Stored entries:
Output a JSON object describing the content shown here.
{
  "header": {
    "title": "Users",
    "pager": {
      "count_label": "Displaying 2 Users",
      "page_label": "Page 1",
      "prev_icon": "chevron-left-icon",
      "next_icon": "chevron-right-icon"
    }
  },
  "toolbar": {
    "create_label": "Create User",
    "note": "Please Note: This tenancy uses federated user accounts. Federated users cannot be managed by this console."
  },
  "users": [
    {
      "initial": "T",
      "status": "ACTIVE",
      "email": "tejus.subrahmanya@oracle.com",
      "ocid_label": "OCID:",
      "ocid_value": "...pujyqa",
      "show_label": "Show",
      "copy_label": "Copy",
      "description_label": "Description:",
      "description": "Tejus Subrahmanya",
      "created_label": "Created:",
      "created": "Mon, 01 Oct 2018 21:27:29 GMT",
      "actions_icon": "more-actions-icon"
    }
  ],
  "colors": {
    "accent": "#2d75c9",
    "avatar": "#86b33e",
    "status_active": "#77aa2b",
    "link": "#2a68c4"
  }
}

...

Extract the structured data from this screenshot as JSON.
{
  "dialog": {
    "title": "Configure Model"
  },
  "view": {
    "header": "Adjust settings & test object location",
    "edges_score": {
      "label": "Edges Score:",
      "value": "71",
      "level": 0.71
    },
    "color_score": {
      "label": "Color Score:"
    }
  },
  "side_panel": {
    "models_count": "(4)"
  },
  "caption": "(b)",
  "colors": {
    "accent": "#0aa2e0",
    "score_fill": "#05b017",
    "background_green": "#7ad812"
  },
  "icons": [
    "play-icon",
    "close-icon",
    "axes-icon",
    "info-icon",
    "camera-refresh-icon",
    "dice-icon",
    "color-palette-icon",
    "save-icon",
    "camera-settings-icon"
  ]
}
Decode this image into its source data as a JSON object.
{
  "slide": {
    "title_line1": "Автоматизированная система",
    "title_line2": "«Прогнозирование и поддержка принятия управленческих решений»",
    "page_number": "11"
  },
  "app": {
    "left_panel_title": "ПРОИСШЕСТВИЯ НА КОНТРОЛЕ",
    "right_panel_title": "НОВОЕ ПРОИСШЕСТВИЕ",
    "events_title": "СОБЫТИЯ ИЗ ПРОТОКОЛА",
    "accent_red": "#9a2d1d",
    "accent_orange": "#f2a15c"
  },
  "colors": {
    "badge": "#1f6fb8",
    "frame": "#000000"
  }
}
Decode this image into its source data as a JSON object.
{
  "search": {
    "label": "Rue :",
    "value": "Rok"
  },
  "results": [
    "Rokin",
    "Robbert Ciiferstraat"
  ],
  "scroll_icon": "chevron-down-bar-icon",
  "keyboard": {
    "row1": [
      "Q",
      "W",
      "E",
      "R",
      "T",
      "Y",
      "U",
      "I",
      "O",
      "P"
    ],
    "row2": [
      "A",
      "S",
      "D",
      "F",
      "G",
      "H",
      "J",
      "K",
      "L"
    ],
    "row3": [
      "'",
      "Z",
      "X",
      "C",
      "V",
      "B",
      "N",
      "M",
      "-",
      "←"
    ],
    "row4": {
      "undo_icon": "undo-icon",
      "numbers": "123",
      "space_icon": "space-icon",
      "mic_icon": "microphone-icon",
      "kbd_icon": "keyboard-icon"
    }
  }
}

--- Prompt ---
Filter the records above and return every line that holds the word "JSON".

--- Written response ---
Output a JSON object describing the content shown here.
Extract the structured data from this screenshot as JSON.
Decode this image into its source data as a JSON object.
Decode this image into its source data as a JSON object.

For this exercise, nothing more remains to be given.